## BEGIN
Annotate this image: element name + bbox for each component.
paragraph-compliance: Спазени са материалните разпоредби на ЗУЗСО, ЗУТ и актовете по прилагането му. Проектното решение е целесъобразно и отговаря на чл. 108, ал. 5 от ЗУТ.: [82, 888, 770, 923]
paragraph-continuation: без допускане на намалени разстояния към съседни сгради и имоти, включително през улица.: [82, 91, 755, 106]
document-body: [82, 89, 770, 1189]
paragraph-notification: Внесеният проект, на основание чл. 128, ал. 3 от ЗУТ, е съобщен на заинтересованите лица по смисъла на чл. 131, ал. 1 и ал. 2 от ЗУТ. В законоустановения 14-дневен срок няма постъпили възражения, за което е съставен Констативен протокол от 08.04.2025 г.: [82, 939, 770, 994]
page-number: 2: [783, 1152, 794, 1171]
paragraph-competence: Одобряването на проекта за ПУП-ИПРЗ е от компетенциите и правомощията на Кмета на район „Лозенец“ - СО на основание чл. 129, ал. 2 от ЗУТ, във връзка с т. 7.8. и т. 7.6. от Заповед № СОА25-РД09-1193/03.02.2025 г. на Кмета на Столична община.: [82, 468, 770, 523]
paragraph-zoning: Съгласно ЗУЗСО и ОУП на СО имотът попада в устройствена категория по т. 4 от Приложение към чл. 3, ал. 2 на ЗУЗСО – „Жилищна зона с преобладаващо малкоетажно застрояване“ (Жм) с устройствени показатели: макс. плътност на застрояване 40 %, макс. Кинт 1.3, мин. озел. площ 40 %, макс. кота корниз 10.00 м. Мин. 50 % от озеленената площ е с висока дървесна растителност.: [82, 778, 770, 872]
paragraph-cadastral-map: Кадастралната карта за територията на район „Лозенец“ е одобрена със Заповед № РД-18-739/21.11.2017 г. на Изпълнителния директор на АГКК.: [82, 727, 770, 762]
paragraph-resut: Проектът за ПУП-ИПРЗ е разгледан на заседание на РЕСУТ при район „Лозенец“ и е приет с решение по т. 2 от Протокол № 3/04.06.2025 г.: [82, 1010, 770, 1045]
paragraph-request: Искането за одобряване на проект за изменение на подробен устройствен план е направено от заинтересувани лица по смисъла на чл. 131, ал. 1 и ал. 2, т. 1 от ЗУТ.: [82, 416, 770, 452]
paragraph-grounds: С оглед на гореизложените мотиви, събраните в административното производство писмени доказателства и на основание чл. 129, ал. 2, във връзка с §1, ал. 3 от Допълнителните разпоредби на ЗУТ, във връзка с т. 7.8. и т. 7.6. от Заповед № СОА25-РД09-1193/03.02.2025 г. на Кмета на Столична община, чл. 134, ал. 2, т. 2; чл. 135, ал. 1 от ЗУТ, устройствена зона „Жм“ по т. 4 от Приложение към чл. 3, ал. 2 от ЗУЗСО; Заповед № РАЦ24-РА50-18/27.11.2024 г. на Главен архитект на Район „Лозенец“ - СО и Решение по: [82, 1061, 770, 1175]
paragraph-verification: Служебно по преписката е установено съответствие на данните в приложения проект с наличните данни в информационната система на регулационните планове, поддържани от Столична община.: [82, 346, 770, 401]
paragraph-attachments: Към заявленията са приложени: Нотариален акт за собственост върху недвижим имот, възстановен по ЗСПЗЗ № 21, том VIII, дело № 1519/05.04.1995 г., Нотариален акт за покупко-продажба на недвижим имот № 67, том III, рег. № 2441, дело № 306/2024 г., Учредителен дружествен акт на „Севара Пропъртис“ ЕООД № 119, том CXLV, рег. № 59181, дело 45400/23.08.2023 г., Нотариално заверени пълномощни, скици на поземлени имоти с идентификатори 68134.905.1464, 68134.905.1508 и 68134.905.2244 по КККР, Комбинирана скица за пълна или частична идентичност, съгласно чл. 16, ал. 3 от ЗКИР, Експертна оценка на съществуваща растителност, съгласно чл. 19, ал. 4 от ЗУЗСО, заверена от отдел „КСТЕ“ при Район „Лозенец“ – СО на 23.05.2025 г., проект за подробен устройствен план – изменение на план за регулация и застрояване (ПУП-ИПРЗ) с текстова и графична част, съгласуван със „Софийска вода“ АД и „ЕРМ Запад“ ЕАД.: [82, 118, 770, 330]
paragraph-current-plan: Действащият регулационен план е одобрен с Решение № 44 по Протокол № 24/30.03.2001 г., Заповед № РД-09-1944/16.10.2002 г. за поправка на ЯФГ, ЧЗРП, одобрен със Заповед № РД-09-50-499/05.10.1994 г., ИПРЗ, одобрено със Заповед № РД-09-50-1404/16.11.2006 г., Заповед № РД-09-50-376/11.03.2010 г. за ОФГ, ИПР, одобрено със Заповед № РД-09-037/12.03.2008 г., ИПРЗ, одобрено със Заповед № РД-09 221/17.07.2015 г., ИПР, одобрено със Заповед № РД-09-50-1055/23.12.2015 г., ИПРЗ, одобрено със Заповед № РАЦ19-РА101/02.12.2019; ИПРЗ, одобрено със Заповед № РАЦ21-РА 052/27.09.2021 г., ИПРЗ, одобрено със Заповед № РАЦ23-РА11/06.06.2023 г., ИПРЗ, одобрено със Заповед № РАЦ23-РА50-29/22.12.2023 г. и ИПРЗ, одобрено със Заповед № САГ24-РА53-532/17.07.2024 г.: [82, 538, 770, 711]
## END
• DESCRIPTION OF THE TASK: Render every line of the records above as a JSON list of strings, one string per line, leaving out any blank lines.

• REPLY TO THE EXERCISE:
[
  "Annotate this image: element name + bbox for each component.",
  "paragraph-compliance: Спазени са материалните разпоредби на ЗУЗСО, ЗУТ и актовете по прилагането му. Проектното решение е целесъобразно и отговаря на чл. 108, ал. 5 от ЗУТ.: [82, 888, 770, 923]",
  "paragraph-continuation: без допускане на намалени разстояния към съседни сгради и имоти, включително през улица.: [82, 91, 755, 106]",
  "document-body: [82, 89, 770, 1189]",
  "paragraph-notification: Внесеният проект, на основание чл. 128, ал. 3 от ЗУТ, е съобщен на заинтересованите лица по смисъла на чл. 131, ал. 1 и ал. 2 от ЗУТ. В законоустановения 14-дневен срок няма постъпили възражения, за което е съставен Констативен протокол от 08.04.2025 г.: [82, 939, 770, 994]",
  "page-number: 2: [783, 1152, 794, 1171]",
  "paragraph-competence: Одобряването на проекта за ПУП-ИПРЗ е от компетенциите и правомощията на Кмета на район „Лозенец“ - СО на основание чл. 129, ал. 2 от ЗУТ, във връзка с т. 7.8. и т. 7.6. от Заповед № СОА25-РД09-1193/03.02.2025 г. на Кмета на Столична община.: [82, 468, 770, 523]",
  "paragraph-zoning: Съгласно ЗУЗСО и ОУП на СО имотът попада в устройствена категория по т. 4 от Приложение към чл. 3, ал. 2 на ЗУЗСО – „Жилищна зона с преобладаващо малкоетажно застрояване“ (Жм) с устройствени показатели: макс. плътност на застрояване 40 %, макс. Кинт 1.3, мин. озел. площ 40 %, макс. кота корниз 10.00 м. Мин. 50 % от озеленената площ е с висока дървесна растителност.: [82, 778, 770, 872]",
  "paragraph-cadastral-map: Кадастралната карта за територията на район „Лозенец“ е одобрена със Заповед № РД-18-739/21.11.2017 г. на Изпълнителния директор на АГКК.: [82, 727, 770, 762]",
  "paragraph-resut: Проектът за ПУП-ИПРЗ е разгледан на заседание на РЕСУТ при район „Лозенец“ и е приет с решение по т. 2 от Протокол № 3/04.06.2025 г.: [82, 1010, 770, 1045]",
  "paragraph-request: Искането за одобряване на проект за изменение на подробен устройствен план е направено от заинтересувани лица по смисъла на чл. 131, ал. 1 и ал. 2, т. 1 от ЗУТ.: [82, 416, 770, 452]",
  "paragraph-grounds: С оглед на гореизложените мотиви, събраните в административното производство писмени доказателства и на основание чл. 129, ал. 2, във връзка с §1, ал. 3 от Допълнителните разпоредби на ЗУТ, във връзка с т. 7.8. и т. 7.6. от Заповед № СОА25-РД09-1193/03.02.2025 г. на Кмета на Столична община, чл. 134, ал. 2, т. 2; чл. 135, ал. 1 от ЗУТ, устройствена зона „Жм“ по т. 4 от Приложение към чл. 3, ал. 2 от ЗУЗСО; Заповед № РАЦ24-РА50-18/27.11.2024 г. на Главен архитект на Район „Лозенец“ - СО и Решение по: [82, 1061, 770, 1175]",
  "paragraph-verification: Служебно по преписката е установено съответствие на данните в приложения проект с наличните данни в информационната система на регулационните планове, поддържани от Столична община.: [82, 346, 770, 401]",
  "paragraph-attachments: Към заявленията са приложени: Нотариален акт за собственост върху недвижим имот, възстановен по ЗСПЗЗ № 21, том VIII, дело № 1519/05.04.1995 г., Нотариален акт за покупко-продажба на недвижим имот № 67, том III, рег. № 2441, дело № 306/2024 г., Учредителен дружествен акт на „Севара Пропъртис“ ЕООД № 119, том CXLV, рег. № 59181, дело 45400/23.08.2023 г., Нотариално заверени пълномощни, скици на поземлени имоти с идентификатори 68134.905.1464, 68134.905.1508 и 68134.905.2244 по КККР, Комбинирана скица за пълна или частична идентичност, съгласно чл. 16, ал. 3 от ЗКИР, Експертна оценка на съществуваща растителност, съгласно чл. 19, ал. 4 от ЗУЗСО, заверена от отдел „КСТЕ“ при Район „Лозенец“ – СО на 23.05.2025 г., проект за подробен устройствен план – изменение на план за регулация и застрояване (ПУП-ИПРЗ) с текстова и графична част, съгласуван със „Софийска вода“ АД и „ЕРМ Запад“ ЕАД.: [82, 118, 770, 330]",
  "paragraph-current-plan: Действащият регулационен план е одобрен с Решение № 44 по Протокол № 24/30.03.2001 г., Заповед № РД-09-1944/16.10.2002 г. за поправка на ЯФГ, ЧЗРП, одобрен със Заповед № РД-09-50-499/05.10.1994 г., ИПРЗ, одобрено със Заповед № РД-09-50-1404/16.11.2006 г., Заповед № РД-09-50-376/11.03.2010 г. за ОФГ, ИПР, одобрено със Заповед № РД-09-037/12.03.2008 г., ИПРЗ, одобрено със Заповед № РД-09 221/17.07.2015 г., ИПР, одобрено със Заповед № РД-09-50-1055/23.12.2015 г., ИПРЗ, одобрено със Заповед № РАЦ19-РА101/02.12.2019; ИПРЗ, одобрено със Заповед № РАЦ21-РА 052/27.09.2021 г., ИПРЗ, одобрено със Заповед № РАЦ23-РА11/06.06.2023 г., ИПРЗ, одобрено със Заповед № РАЦ23-РА50-29/22.12.2023 г. и ИПРЗ, одобрено със Заповед № САГ24-РА53-532/17.07.2024 г.: [82, 538, 770, 711]"
]